__Aim of the task__. Restate all the material verbatim, except for the pictures.

__Dataset rows__.

## Begin

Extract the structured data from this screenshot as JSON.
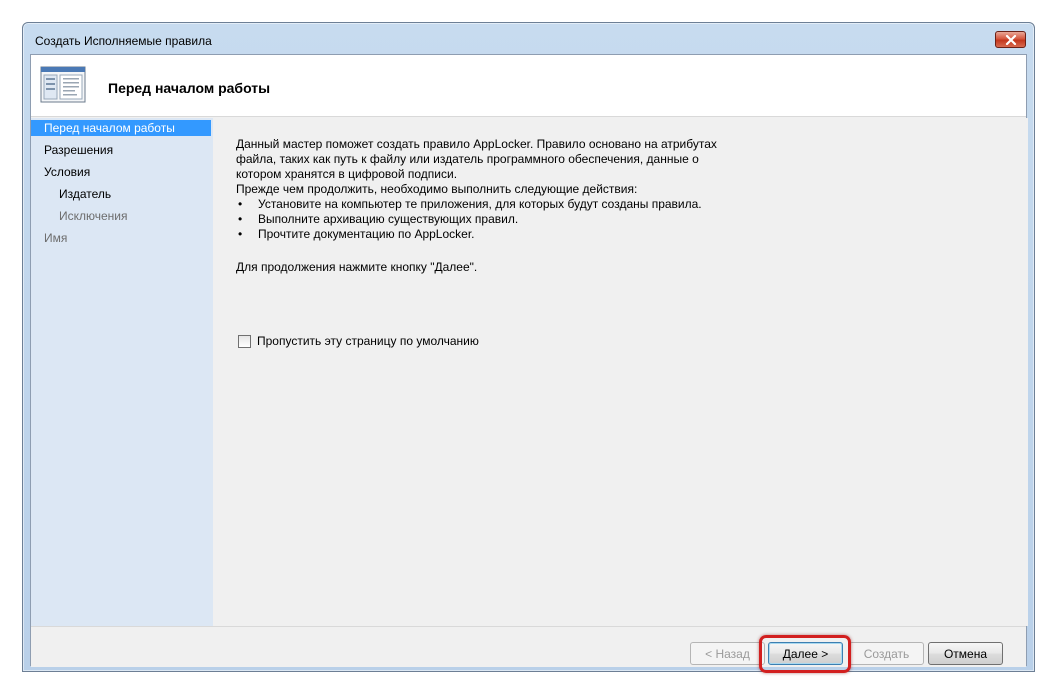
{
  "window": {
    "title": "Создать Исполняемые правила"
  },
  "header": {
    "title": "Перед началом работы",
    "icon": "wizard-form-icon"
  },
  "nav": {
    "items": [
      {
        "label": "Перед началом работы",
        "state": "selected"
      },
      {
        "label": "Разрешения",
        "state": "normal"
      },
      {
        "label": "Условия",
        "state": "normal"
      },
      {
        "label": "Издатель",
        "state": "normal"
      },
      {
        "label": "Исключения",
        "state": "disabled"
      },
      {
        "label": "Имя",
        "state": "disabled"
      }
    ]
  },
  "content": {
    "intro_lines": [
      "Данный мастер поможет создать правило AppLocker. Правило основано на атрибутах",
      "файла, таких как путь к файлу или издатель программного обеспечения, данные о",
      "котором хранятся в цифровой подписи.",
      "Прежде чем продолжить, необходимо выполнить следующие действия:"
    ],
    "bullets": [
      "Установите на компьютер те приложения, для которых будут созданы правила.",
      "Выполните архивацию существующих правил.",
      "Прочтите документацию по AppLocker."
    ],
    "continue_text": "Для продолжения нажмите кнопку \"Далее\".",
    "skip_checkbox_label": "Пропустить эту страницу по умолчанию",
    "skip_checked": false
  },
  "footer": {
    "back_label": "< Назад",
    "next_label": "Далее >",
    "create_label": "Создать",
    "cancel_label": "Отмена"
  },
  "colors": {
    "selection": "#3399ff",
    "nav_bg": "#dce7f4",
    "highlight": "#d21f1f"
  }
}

## End

__Task response__.
Extract the structured data from this screenshot as JSON.
{
  "window": {
    "title": "Создать Исполняемые правила"
  },
  "header": {
    "title": "Перед началом работы",
    "icon": "wizard-form-icon"
  },
  "nav": {
    "items": [
      {
        "label": "Перед началом работы",
        "state": "selected"
      },
      {
        "label": "Разрешения",
        "state": "normal"
      },
      {
        "label": "Условия",
        "state": "normal"
      },
      {
        "label": "Издатель",
        "state": "normal"
      },
      {
        "label": "Исключения",
        "state": "disabled"
      },
      {
        "label": "Имя",
        "state": "disabled"
      }
    ]
  },
  "content": {
    "intro_lines": [
      "Данный мастер поможет создать правило AppLocker. Правило основано на атрибутах",
      "файла, таких как путь к файлу или издатель программного обеспечения, данные о",
      "котором хранятся в цифровой подписи.",
      "Прежде чем продолжить, необходимо выполнить следующие действия:"
    ],
    "bullets": [
      "Установите на компьютер те приложения, для которых будут созданы правила.",
      "Выполните архивацию существующих правил.",
      "Прочтите документацию по AppLocker."
    ],
    "continue_text": "Для продолжения нажмите кнопку \"Далее\".",
    "skip_checkbox_label": "Пропустить эту страницу по умолчанию",
    "skip_checked": false
  },
  "footer": {
    "back_label": "< Назад",
    "next_label": "Далее >",
    "create_label": "Создать",
    "cancel_label": "Отмена"
  },
  "colors": {
    "selection": "#3399ff",
    "nav_bg": "#dce7f4",
    "highlight": "#d21f1f"
  }
}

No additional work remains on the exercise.